■ Provided records:
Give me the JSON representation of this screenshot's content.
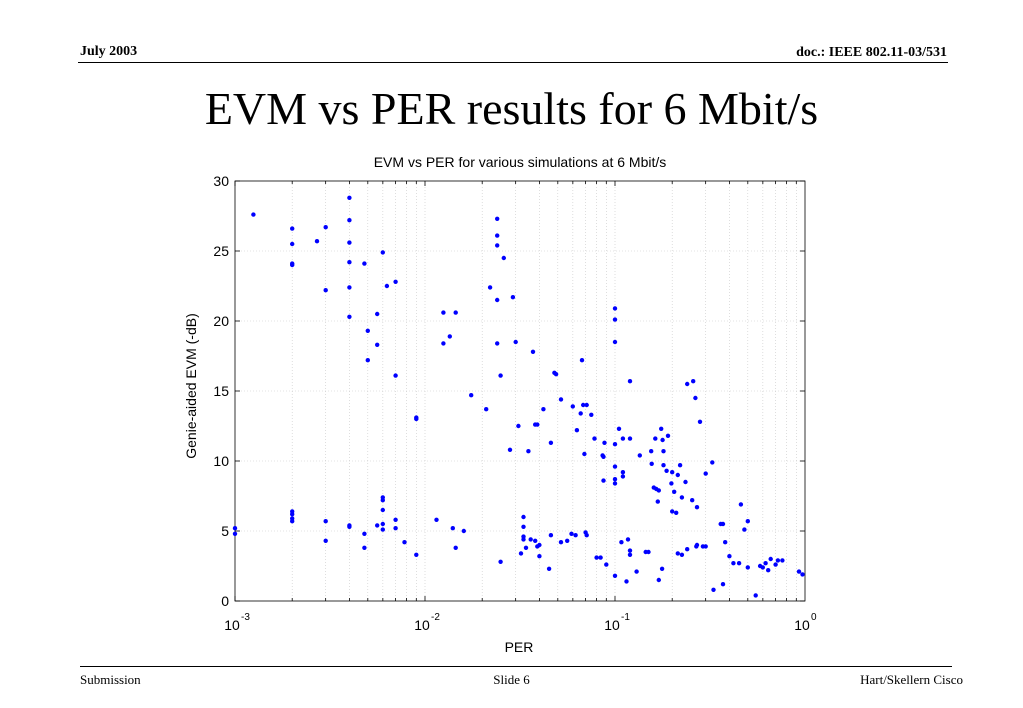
{
  "slide": {
    "date": "July 2003",
    "doc_ref": "doc.: IEEE 802.11-03/531",
    "title": "EVM vs PER results for 6 Mbit/s",
    "footer_left": "Submission",
    "footer_center": "Slide 6",
    "footer_right": "Hart/Skellern Cisco"
  },
  "chart_data": {
    "type": "scatter",
    "title": "EVM vs PER for various simulations at 6 Mbit/s",
    "xlabel": "PER",
    "ylabel": "Genie-aided EVM (-dB)",
    "x_scale": "log",
    "xlim": [
      0.001,
      1
    ],
    "ylim": [
      0,
      30
    ],
    "x_ticks": [
      0.001,
      0.01,
      0.1,
      1
    ],
    "x_tick_labels": [
      {
        "base": "10",
        "exp": "-3"
      },
      {
        "base": "10",
        "exp": "-2"
      },
      {
        "base": "10",
        "exp": "-1"
      },
      {
        "base": "10",
        "exp": "0"
      }
    ],
    "y_ticks": [
      0,
      5,
      10,
      15,
      20,
      25,
      30
    ],
    "grid": true,
    "marker_color": "#0000ff",
    "series": [
      {
        "points": [
          [
            0.001,
            5.2
          ],
          [
            0.001,
            4.8
          ],
          [
            0.00125,
            27.6
          ],
          [
            0.002,
            26.6
          ],
          [
            0.002,
            25.5
          ],
          [
            0.002,
            24.1
          ],
          [
            0.002,
            24.0
          ],
          [
            0.002,
            6.4
          ],
          [
            0.002,
            6.2
          ],
          [
            0.002,
            5.9
          ],
          [
            0.002,
            5.7
          ],
          [
            0.0027,
            25.7
          ],
          [
            0.003,
            26.7
          ],
          [
            0.003,
            22.2
          ],
          [
            0.003,
            5.7
          ],
          [
            0.003,
            4.3
          ],
          [
            0.004,
            28.8
          ],
          [
            0.004,
            27.2
          ],
          [
            0.004,
            25.6
          ],
          [
            0.004,
            24.2
          ],
          [
            0.004,
            22.4
          ],
          [
            0.004,
            20.3
          ],
          [
            0.004,
            5.4
          ],
          [
            0.004,
            5.3
          ],
          [
            0.0048,
            24.1
          ],
          [
            0.0048,
            4.8
          ],
          [
            0.0048,
            3.8
          ],
          [
            0.005,
            19.3
          ],
          [
            0.005,
            17.2
          ],
          [
            0.0056,
            20.5
          ],
          [
            0.0056,
            18.3
          ],
          [
            0.0056,
            5.4
          ],
          [
            0.006,
            24.9
          ],
          [
            0.006,
            7.4
          ],
          [
            0.006,
            7.2
          ],
          [
            0.006,
            6.5
          ],
          [
            0.006,
            5.5
          ],
          [
            0.006,
            5.1
          ],
          [
            0.0063,
            22.5
          ],
          [
            0.007,
            22.8
          ],
          [
            0.007,
            16.1
          ],
          [
            0.007,
            5.8
          ],
          [
            0.007,
            5.2
          ],
          [
            0.0078,
            4.2
          ],
          [
            0.009,
            13.1
          ],
          [
            0.009,
            13.0
          ],
          [
            0.009,
            3.3
          ],
          [
            0.0115,
            5.8
          ],
          [
            0.0125,
            20.6
          ],
          [
            0.0125,
            18.4
          ],
          [
            0.0135,
            18.9
          ],
          [
            0.014,
            5.2
          ],
          [
            0.0145,
            20.6
          ],
          [
            0.0145,
            3.8
          ],
          [
            0.016,
            5.0
          ],
          [
            0.0175,
            14.7
          ],
          [
            0.021,
            13.7
          ],
          [
            0.022,
            22.4
          ],
          [
            0.024,
            27.3
          ],
          [
            0.024,
            26.1
          ],
          [
            0.024,
            25.4
          ],
          [
            0.024,
            21.5
          ],
          [
            0.024,
            18.4
          ],
          [
            0.026,
            24.5
          ],
          [
            0.025,
            16.1
          ],
          [
            0.025,
            2.8
          ],
          [
            0.028,
            10.8
          ],
          [
            0.029,
            21.7
          ],
          [
            0.03,
            18.5
          ],
          [
            0.031,
            12.5
          ],
          [
            0.033,
            6.0
          ],
          [
            0.033,
            5.3
          ],
          [
            0.033,
            4.6
          ],
          [
            0.033,
            4.4
          ],
          [
            0.032,
            3.4
          ],
          [
            0.034,
            3.8
          ],
          [
            0.035,
            10.7
          ],
          [
            0.036,
            4.4
          ],
          [
            0.037,
            17.8
          ],
          [
            0.038,
            12.6
          ],
          [
            0.038,
            4.3
          ],
          [
            0.039,
            12.6
          ],
          [
            0.039,
            3.9
          ],
          [
            0.04,
            4.0
          ],
          [
            0.04,
            3.2
          ],
          [
            0.042,
            13.7
          ],
          [
            0.046,
            11.3
          ],
          [
            0.046,
            4.7
          ],
          [
            0.045,
            2.3
          ],
          [
            0.048,
            16.3
          ],
          [
            0.049,
            16.2
          ],
          [
            0.052,
            14.4
          ],
          [
            0.052,
            4.2
          ],
          [
            0.056,
            4.3
          ],
          [
            0.06,
            13.9
          ],
          [
            0.059,
            4.8
          ],
          [
            0.062,
            4.7
          ],
          [
            0.063,
            12.2
          ],
          [
            0.066,
            13.4
          ],
          [
            0.067,
            17.2
          ],
          [
            0.068,
            14.0
          ],
          [
            0.071,
            14.0
          ],
          [
            0.07,
            4.9
          ],
          [
            0.071,
            4.7
          ],
          [
            0.069,
            10.5
          ],
          [
            0.075,
            13.3
          ],
          [
            0.078,
            11.6
          ],
          [
            0.08,
            3.1
          ],
          [
            0.086,
            10.4
          ],
          [
            0.087,
            10.3
          ],
          [
            0.087,
            8.6
          ],
          [
            0.084,
            3.1
          ],
          [
            0.088,
            11.3
          ],
          [
            0.09,
            2.6
          ],
          [
            0.1,
            20.9
          ],
          [
            0.1,
            20.1
          ],
          [
            0.1,
            18.5
          ],
          [
            0.1,
            11.2
          ],
          [
            0.1,
            9.6
          ],
          [
            0.1,
            8.7
          ],
          [
            0.1,
            8.4
          ],
          [
            0.1,
            1.8
          ],
          [
            0.105,
            12.3
          ],
          [
            0.11,
            11.6
          ],
          [
            0.108,
            4.2
          ],
          [
            0.11,
            9.2
          ],
          [
            0.11,
            8.9
          ],
          [
            0.117,
            4.4
          ],
          [
            0.12,
            15.7
          ],
          [
            0.12,
            11.6
          ],
          [
            0.12,
            3.6
          ],
          [
            0.12,
            3.3
          ],
          [
            0.115,
            1.4
          ],
          [
            0.135,
            10.4
          ],
          [
            0.13,
            2.1
          ],
          [
            0.145,
            3.5
          ],
          [
            0.15,
            3.5
          ],
          [
            0.156,
            9.8
          ],
          [
            0.155,
            10.7
          ],
          [
            0.163,
            11.6
          ],
          [
            0.16,
            8.1
          ],
          [
            0.165,
            8.0
          ],
          [
            0.168,
            7.1
          ],
          [
            0.17,
            7.9
          ],
          [
            0.175,
            12.3
          ],
          [
            0.178,
            11.5
          ],
          [
            0.18,
            10.7
          ],
          [
            0.17,
            1.5
          ],
          [
            0.177,
            2.3
          ],
          [
            0.18,
            9.7
          ],
          [
            0.19,
            11.8
          ],
          [
            0.187,
            9.3
          ],
          [
            0.198,
            8.4
          ],
          [
            0.2,
            9.2
          ],
          [
            0.2,
            6.4
          ],
          [
            0.205,
            7.8
          ],
          [
            0.214,
            9.0
          ],
          [
            0.21,
            6.3
          ],
          [
            0.214,
            3.4
          ],
          [
            0.22,
            9.7
          ],
          [
            0.225,
            7.4
          ],
          [
            0.225,
            3.3
          ],
          [
            0.24,
            15.5
          ],
          [
            0.24,
            3.7
          ],
          [
            0.235,
            8.5
          ],
          [
            0.258,
            15.7
          ],
          [
            0.265,
            14.5
          ],
          [
            0.268,
            3.9
          ],
          [
            0.255,
            7.2
          ],
          [
            0.27,
            6.7
          ],
          [
            0.27,
            4.0
          ],
          [
            0.28,
            12.8
          ],
          [
            0.29,
            3.9
          ],
          [
            0.3,
            9.1
          ],
          [
            0.3,
            3.9
          ],
          [
            0.325,
            9.9
          ],
          [
            0.33,
            0.8
          ],
          [
            0.36,
            5.5
          ],
          [
            0.37,
            5.5
          ],
          [
            0.37,
            1.2
          ],
          [
            0.38,
            4.2
          ],
          [
            0.4,
            3.2
          ],
          [
            0.42,
            2.7
          ],
          [
            0.45,
            2.7
          ],
          [
            0.46,
            6.9
          ],
          [
            0.48,
            5.1
          ],
          [
            0.5,
            5.7
          ],
          [
            0.5,
            2.4
          ],
          [
            0.55,
            0.4
          ],
          [
            0.58,
            2.5
          ],
          [
            0.6,
            2.4
          ],
          [
            0.62,
            2.7
          ],
          [
            0.64,
            2.2
          ],
          [
            0.66,
            3.0
          ],
          [
            0.7,
            2.6
          ],
          [
            0.72,
            2.9
          ],
          [
            0.76,
            2.9
          ],
          [
            0.93,
            2.1
          ],
          [
            0.97,
            1.9
          ]
        ]
      }
    ]
  }
}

■ Required work: Gather all lines from the listing above in which "title" occurs.

■ Task response:
    "title": "EVM vs PER results for 6 Mbit/s",
    "title": "EVM vs PER for various simulations at 6 Mbit/s",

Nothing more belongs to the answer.